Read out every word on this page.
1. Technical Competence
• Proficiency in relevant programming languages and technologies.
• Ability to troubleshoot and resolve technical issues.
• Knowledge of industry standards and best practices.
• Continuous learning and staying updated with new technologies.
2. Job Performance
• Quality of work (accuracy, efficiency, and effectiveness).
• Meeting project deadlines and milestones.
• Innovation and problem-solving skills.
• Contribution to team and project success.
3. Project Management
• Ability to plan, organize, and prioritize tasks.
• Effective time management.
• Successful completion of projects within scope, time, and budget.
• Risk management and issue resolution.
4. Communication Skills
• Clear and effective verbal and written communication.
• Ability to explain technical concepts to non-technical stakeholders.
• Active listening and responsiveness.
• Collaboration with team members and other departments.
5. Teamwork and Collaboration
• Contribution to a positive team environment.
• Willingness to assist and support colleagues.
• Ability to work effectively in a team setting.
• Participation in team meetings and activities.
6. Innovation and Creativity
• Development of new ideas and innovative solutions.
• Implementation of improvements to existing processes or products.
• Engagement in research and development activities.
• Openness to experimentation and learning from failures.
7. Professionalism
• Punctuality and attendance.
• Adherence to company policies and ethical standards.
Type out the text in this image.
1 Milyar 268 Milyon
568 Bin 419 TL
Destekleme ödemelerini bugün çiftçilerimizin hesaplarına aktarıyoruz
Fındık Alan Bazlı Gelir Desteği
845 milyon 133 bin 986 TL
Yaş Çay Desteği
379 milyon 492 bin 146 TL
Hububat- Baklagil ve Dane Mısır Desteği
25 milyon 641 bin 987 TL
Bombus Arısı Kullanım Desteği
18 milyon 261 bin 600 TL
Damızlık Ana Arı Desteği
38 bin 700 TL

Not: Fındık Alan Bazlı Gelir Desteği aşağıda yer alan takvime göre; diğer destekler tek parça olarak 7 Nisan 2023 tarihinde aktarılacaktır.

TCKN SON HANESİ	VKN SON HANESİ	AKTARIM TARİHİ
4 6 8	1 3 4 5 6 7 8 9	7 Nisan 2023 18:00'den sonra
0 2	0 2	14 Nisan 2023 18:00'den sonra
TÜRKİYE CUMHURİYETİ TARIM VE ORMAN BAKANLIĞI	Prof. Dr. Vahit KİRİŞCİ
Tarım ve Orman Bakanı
+---+
# Short exercise:
Search the data for "time". Copy every matching line.

# Completed task:
• Effective time management.
• Successful completion of projects within scope, time, and budget.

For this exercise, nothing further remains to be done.